Begin Excerpted records

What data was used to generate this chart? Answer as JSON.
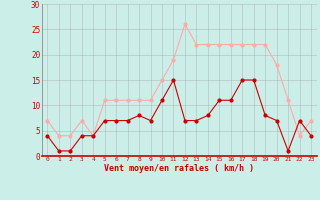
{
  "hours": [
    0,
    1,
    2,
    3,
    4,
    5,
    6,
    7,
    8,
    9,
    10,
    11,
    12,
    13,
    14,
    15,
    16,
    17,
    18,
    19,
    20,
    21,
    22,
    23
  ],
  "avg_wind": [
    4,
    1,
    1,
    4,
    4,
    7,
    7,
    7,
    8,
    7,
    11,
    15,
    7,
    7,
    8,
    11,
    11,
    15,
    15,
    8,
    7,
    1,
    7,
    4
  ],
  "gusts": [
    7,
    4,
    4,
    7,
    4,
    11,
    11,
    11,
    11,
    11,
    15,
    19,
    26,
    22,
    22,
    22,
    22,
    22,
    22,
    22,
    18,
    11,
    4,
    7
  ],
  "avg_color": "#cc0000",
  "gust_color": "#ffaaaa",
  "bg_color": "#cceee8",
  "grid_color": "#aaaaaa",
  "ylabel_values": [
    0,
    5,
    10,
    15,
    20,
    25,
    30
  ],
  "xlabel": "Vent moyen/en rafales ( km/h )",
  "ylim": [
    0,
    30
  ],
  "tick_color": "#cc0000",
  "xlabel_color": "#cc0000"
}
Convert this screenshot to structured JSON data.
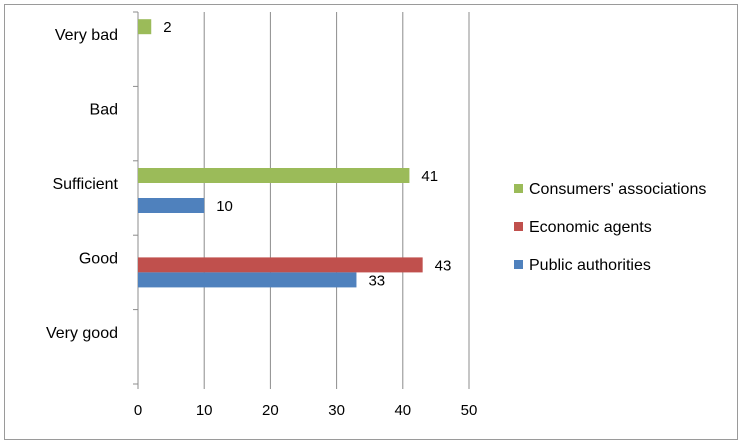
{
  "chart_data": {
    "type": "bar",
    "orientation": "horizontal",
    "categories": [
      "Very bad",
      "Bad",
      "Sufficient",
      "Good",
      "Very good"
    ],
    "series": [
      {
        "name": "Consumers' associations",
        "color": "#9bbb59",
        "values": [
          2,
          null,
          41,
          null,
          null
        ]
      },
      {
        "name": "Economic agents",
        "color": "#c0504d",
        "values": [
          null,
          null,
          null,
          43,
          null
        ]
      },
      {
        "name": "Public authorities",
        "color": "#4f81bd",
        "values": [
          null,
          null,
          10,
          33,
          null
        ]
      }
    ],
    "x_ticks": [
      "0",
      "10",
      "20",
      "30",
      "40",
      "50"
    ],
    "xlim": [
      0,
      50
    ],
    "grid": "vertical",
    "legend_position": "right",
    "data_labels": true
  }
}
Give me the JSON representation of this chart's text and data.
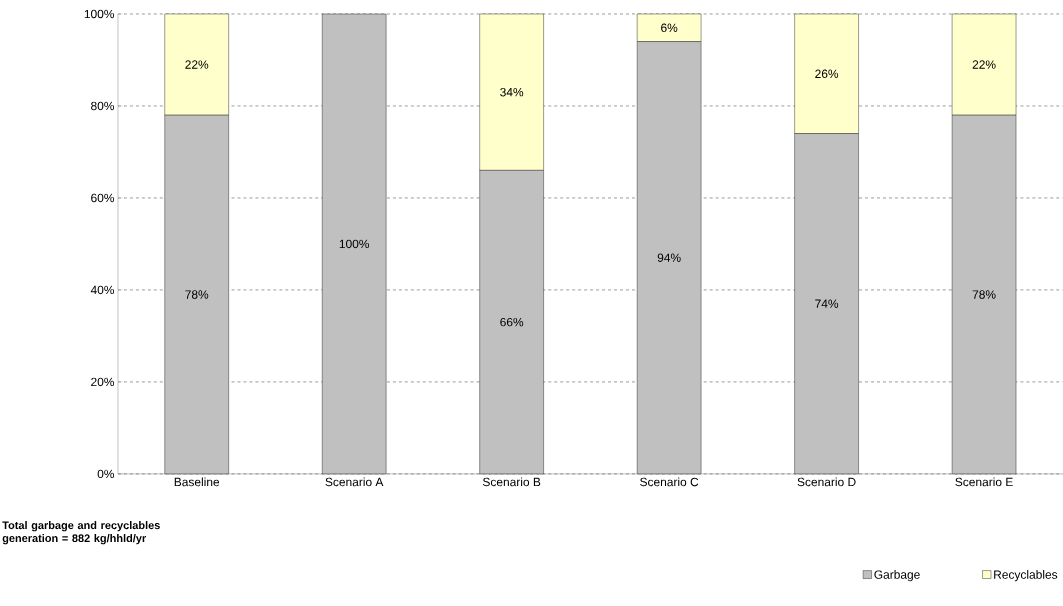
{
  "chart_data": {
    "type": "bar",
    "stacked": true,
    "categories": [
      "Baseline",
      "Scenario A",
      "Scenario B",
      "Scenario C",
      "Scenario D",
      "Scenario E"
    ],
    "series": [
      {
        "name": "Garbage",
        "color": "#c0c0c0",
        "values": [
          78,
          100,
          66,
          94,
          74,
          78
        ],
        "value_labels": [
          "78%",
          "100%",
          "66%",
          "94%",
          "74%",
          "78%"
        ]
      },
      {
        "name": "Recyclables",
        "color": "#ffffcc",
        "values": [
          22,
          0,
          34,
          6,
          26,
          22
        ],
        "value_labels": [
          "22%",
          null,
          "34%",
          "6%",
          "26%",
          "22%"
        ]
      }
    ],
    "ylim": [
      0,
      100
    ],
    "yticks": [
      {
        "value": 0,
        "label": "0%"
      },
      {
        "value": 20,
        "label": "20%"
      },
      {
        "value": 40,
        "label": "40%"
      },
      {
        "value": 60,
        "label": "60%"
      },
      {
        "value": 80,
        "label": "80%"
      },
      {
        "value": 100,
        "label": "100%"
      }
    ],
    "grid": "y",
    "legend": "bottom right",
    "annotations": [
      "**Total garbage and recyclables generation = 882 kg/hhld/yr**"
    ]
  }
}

End Excerpted records

Exercise prompt:
Output a faithful copy of the data, with each picture left out.

Solution for this exercise:
What data was used to generate this chart? Answer as JSON.
{
  "hours": [
    0,
    1,
    2,
    3,
    4,
    5,
    6,
    7,
    8,
    9,
    10,
    11,
    12,
    13,
    14,
    15,
    16,
    17,
    18,
    19,
    20,
    21,
    22,
    23
  ],
  "avg_wind": [
    4,
    1,
    1,
    4,
    4,
    7,
    7,
    7,
    8,
    7,
    11,
    15,
    7,
    7,
    8,
    11,
    11,
    15,
    15,
    8,
    7,
    1,
    7,
    4
  ],
  "gusts": [
    7,
    4,
    4,
    7,
    4,
    11,
    11,
    11,
    11,
    11,
    15,
    19,
    26,
    22,
    22,
    22,
    22,
    22,
    22,
    22,
    18,
    11,
    4,
    7
  ],
  "avg_color": "#cc0000",
  "gust_color": "#ffaaaa",
  "bg_color": "#cceee8",
  "grid_color": "#aaaaaa",
  "ylabel_values": [
    0,
    5,
    10,
    15,
    20,
    25,
    30
  ],
  "xlabel": "Vent moyen/en rafales ( km/h )",
  "ylim": [
    0,
    30
  ],
  "tick_color": "#cc0000",
  "xlabel_color": "#cc0000"
}
Convert this screenshot to structured JSON data.
{
  "chart_data": {
    "type": "bar",
    "orientation": "horizontal",
    "categories": [
      "Very bad",
      "Bad",
      "Sufficient",
      "Good",
      "Very good"
    ],
    "series": [
      {
        "name": "Consumers' associations",
        "color": "#9bbb59",
        "values": [
          2,
          null,
          41,
          null,
          null
        ]
      },
      {
        "name": "Economic agents",
        "color": "#c0504d",
        "values": [
          null,
          null,
          null,
          43,
          null
        ]
      },
      {
        "name": "Public authorities",
        "color": "#4f81bd",
        "values": [
          null,
          null,
          10,
          33,
          null
        ]
      }
    ],
    "x_ticks": [
      "0",
      "10",
      "20",
      "30",
      "40",
      "50"
    ],
    "xlim": [
      0,
      50
    ],
    "grid": "vertical",
    "legend_position": "right",
    "data_labels": true
  }
}
Give me the JSON representation of this chart's text and data.
{
  "chart_data": {
    "type": "bar",
    "stacked": true,
    "categories": [
      "Baseline",
      "Scenario A",
      "Scenario B",
      "Scenario C",
      "Scenario D",
      "Scenario E"
    ],
    "series": [
      {
        "name": "Garbage",
        "color": "#c0c0c0",
        "values": [
          78,
          100,
          66,
          94,
          74,
          78
        ],
        "value_labels": [
          "78%",
          "100%",
          "66%",
          "94%",
          "74%",
          "78%"
        ]
      },
      {
        "name": "Recyclables",
        "color": "#ffffcc",
        "values": [
          22,
          0,
          34,
          6,
          26,
          22
        ],
        "value_labels": [
          "22%",
          null,
          "34%",
          "6%",
          "26%",
          "22%"
        ]
      }
    ],
    "ylim": [
      0,
      100
    ],
    "yticks": [
      {
        "value": 0,
        "label": "0%"
      },
      {
        "value": 20,
        "label": "20%"
      },
      {
        "value": 40,
        "label": "40%"
      },
      {
        "value": 60,
        "label": "60%"
      },
      {
        "value": 80,
        "label": "80%"
      },
      {
        "value": 100,
        "label": "100%"
      }
    ],
    "grid": "y",
    "legend": "bottom right",
    "annotations": [
      "**Total garbage and recyclables generation = 882 kg/hhld/yr**"
    ]
  }
}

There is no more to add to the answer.